**WRITTEN PROBLEM:**
Set down exactly the lines that run from the line with "Type out the text in this image." to the end of the data, and nothing else.

**INPUT RECORDS:**
=-=-=
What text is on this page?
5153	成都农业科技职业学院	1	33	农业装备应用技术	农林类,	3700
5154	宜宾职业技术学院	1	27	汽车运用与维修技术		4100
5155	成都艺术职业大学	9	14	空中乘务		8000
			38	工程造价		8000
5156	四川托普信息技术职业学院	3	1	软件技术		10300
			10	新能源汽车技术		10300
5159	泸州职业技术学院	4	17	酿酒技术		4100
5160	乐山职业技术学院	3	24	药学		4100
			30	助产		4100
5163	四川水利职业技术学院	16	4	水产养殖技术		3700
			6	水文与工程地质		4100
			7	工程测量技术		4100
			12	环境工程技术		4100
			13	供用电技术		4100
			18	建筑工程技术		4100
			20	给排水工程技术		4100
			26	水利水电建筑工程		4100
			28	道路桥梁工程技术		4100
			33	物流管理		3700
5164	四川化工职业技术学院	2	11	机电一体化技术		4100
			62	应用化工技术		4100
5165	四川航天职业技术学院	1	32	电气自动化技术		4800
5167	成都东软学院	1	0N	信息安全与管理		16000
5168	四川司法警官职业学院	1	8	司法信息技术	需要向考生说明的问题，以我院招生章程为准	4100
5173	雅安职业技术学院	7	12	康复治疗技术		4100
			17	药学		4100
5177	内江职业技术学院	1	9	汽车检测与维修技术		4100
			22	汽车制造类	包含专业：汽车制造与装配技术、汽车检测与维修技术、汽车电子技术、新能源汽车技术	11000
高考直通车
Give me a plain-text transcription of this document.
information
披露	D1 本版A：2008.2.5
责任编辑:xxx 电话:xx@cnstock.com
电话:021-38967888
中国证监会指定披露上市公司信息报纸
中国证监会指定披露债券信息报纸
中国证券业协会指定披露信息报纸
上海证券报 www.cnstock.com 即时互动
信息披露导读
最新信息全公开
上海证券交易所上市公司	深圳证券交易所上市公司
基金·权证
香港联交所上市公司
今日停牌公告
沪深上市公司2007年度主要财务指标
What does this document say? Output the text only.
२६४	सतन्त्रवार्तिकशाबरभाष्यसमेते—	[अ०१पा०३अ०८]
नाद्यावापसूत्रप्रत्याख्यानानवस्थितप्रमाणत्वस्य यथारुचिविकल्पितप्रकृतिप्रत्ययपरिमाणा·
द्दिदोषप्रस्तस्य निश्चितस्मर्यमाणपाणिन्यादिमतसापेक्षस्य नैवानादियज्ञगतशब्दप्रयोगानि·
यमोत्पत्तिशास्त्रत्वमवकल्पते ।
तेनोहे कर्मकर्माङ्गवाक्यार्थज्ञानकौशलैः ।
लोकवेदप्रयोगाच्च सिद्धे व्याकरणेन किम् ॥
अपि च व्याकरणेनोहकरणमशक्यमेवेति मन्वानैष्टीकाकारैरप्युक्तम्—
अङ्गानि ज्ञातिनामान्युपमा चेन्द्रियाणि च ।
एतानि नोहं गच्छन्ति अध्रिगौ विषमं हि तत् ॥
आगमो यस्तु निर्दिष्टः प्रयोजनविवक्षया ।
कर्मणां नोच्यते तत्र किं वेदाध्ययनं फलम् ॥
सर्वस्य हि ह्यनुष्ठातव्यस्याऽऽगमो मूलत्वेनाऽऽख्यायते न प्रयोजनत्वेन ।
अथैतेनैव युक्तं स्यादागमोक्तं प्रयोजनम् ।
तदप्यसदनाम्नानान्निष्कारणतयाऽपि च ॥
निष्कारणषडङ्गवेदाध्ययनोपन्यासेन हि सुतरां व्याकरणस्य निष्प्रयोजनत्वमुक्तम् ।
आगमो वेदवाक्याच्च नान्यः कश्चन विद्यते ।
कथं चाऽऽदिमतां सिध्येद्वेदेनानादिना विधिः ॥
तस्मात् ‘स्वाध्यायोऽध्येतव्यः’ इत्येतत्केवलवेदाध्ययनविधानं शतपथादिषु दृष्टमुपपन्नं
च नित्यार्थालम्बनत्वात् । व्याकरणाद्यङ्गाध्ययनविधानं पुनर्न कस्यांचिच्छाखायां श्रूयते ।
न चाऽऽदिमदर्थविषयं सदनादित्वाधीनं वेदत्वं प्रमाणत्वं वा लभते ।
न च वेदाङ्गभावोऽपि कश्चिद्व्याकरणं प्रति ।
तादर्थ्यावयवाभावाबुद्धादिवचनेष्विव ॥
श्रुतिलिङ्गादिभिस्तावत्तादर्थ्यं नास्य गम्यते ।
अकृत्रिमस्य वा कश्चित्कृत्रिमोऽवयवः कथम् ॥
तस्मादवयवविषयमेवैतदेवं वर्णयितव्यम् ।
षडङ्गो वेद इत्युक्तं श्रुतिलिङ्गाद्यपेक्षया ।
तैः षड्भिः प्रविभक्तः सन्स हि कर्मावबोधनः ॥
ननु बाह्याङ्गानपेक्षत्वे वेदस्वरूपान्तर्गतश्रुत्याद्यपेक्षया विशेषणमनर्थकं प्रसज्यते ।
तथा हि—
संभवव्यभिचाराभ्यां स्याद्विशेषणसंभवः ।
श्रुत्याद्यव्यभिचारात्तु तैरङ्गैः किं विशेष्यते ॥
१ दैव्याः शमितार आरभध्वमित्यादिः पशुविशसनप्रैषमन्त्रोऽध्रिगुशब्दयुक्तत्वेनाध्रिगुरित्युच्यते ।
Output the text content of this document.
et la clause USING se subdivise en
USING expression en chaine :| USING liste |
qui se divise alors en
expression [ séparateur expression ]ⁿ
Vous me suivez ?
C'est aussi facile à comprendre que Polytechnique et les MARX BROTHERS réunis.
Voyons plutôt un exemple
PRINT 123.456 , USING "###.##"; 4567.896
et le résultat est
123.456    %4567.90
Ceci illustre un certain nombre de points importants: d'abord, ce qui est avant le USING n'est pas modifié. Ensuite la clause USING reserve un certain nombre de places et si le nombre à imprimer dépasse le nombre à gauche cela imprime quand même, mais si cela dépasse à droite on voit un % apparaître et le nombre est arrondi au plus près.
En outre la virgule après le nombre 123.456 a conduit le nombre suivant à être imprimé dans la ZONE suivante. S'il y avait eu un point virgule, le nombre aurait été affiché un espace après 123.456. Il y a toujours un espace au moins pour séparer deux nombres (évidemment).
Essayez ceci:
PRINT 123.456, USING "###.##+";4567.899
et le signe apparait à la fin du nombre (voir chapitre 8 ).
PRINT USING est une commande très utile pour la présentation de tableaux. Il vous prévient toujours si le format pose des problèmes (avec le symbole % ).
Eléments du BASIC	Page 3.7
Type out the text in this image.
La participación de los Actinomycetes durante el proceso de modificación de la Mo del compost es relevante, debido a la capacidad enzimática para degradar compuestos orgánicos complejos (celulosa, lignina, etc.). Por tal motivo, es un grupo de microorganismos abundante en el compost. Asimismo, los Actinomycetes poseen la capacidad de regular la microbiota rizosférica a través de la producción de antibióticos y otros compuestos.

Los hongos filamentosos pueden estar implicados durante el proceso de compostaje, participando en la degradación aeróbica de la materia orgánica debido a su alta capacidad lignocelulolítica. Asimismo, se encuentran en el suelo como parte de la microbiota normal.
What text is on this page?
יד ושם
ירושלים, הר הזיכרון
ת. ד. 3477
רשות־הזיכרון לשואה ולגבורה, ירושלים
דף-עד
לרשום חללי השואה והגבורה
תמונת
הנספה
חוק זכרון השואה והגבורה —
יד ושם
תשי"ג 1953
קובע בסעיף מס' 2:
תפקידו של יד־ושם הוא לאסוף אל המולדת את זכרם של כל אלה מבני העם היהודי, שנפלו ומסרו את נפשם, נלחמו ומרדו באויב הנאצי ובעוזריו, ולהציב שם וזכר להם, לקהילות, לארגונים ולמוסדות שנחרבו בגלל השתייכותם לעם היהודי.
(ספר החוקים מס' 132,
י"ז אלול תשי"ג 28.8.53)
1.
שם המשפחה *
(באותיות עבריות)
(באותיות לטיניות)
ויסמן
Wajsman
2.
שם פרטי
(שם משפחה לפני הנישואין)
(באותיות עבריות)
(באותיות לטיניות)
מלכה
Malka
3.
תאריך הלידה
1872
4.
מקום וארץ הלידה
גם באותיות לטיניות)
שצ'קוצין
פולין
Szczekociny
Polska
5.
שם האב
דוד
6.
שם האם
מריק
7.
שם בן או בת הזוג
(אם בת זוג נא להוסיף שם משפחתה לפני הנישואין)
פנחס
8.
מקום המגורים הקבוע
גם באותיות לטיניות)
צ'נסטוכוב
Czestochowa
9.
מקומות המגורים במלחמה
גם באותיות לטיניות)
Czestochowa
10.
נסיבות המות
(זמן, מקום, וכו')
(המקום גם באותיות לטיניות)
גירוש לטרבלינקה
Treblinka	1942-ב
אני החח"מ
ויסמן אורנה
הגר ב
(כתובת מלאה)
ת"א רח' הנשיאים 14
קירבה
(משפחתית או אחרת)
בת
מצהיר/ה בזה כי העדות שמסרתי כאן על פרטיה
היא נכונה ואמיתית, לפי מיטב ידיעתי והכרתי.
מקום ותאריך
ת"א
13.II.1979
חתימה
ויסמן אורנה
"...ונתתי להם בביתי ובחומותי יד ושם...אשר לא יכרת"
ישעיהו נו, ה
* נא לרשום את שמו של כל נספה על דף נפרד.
=-=-=
**EXERCISE SOLUTION:**
Type out the text in this image.
La participación de los Actinomycetes durante el proceso de modificación de la Mo del compost es relevante, debido a la capacidad enzimática para degradar compuestos orgánicos complejos (celulosa, lignina, etc.). Por tal motivo, es un grupo de microorganismos abundante en el compost. Asimismo, los Actinomycetes poseen la capacidad de regular la microbiota rizosférica a través de la producción de antibióticos y otros compuestos.

Los hongos filamentosos pueden estar implicados durante el proceso de compostaje, participando en la degradación aeróbica de la materia orgánica debido a su alta capacidad lignocelulolítica. Asimismo, se encuentran en el suelo como parte de la microbiota normal.
What text is on this page?
יד ושם
ירושלים, הר הזיכרון
ת. ד. 3477
רשות־הזיכרון לשואה ולגבורה, ירושלים
דף-עד
לרשום חללי השואה והגבורה
תמונת
הנספה
חוק זכרון השואה והגבורה —
יד ושם
תשי"ג 1953
קובע בסעיף מס' 2:
תפקידו של יד־ושם הוא לאסוף אל המולדת את זכרם של כל אלה מבני העם היהודי, שנפלו ומסרו את נפשם, נלחמו ומרדו באויב הנאצי ובעוזריו, ולהציב שם וזכר להם, לקהילות, לארגונים ולמוסדות שנחרבו בגלל השתייכותם לעם היהודי.
(ספר החוקים מס' 132,
י"ז אלול תשי"ג 28.8.53)
1.
שם המשפחה *
(באותיות עבריות)
(באותיות לטיניות)
ויסמן
Wajsman
2.
שם פרטי
(שם משפחה לפני הנישואין)
(באותיות עבריות)
(באותיות לטיניות)
מלכה
Malka
3.
תאריך הלידה
1872
4.
מקום וארץ הלידה
גם באותיות לטיניות)
שצ'קוצין
פולין
Szczekociny
Polska
5.
שם האב
דוד
6.
שם האם
מריק
7.
שם בן או בת הזוג
(אם בת זוג נא להוסיף שם משפחתה לפני הנישואין)
פנחס
8.
מקום המגורים הקבוע
גם באותיות לטיניות)
צ'נסטוכוב
Czestochowa
9.
מקומות המגורים במלחמה
גם באותיות לטיניות)
Czestochowa
10.
נסיבות המות
(זמן, מקום, וכו')
(המקום גם באותיות לטיניות)
גירוש לטרבלינקה
Treblinka	1942-ב
אני החח"מ
ויסמן אורנה
הגר ב
(כתובת מלאה)
ת"א רח' הנשיאים 14
קירבה
(משפחתית או אחרת)
בת
מצהיר/ה בזה כי העדות שמסרתי כאן על פרטיה
היא נכונה ואמיתית, לפי מיטב ידיעתי והכרתי.
מקום ותאריך
ת"א
13.II.1979
חתימה
ויסמן אורנה
"...ונתתי להם בביתי ובחומותי יד ושם...אשר לא יכרת"
ישעיהו נו, ה
* נא לרשום את שמו של כל נספה על דף נפרד.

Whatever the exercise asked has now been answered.